#### Task statement:
In the entries below, find every line holding the string "Output" and collect it.

[Stored records]
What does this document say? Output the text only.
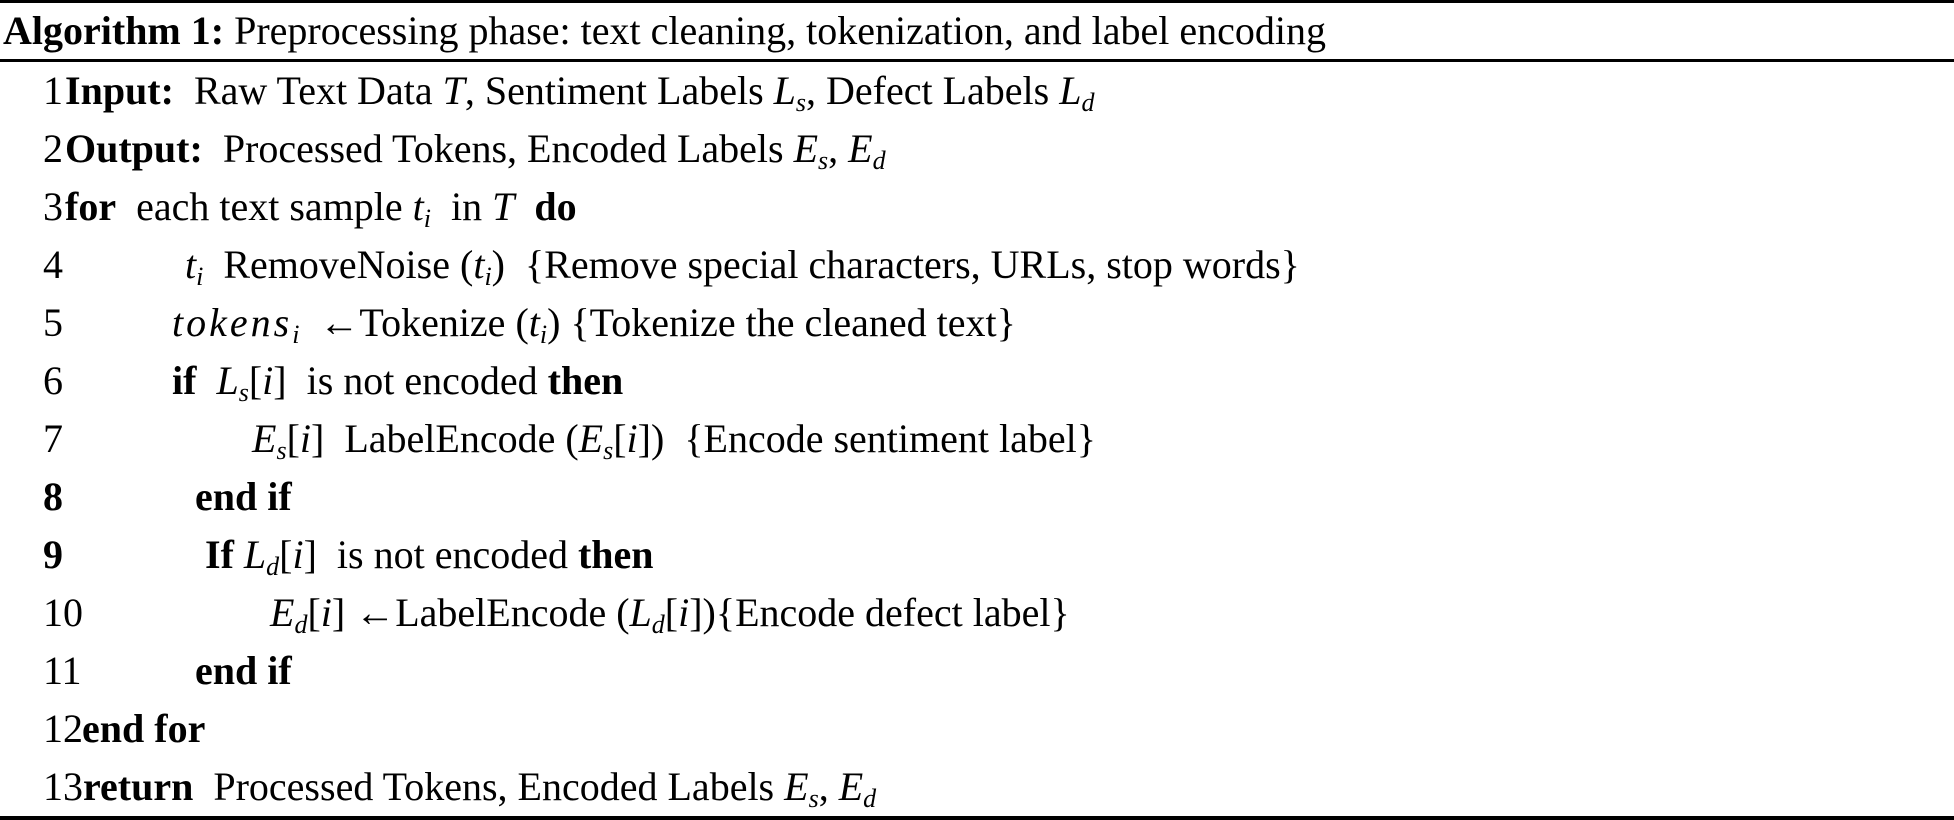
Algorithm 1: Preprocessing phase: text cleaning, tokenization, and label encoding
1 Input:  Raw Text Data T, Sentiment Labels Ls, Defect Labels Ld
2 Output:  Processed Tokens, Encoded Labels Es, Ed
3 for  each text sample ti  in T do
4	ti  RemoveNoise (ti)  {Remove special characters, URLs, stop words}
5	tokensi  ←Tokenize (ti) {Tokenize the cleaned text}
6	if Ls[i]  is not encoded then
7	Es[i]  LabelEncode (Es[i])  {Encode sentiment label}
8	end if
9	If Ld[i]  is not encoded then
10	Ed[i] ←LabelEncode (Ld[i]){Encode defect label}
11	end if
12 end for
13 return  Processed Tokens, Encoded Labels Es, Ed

#### Result for this exercise:
What does this document say? Output the text only.
2 Output:  Processed Tokens, Encoded Labels Es, Ed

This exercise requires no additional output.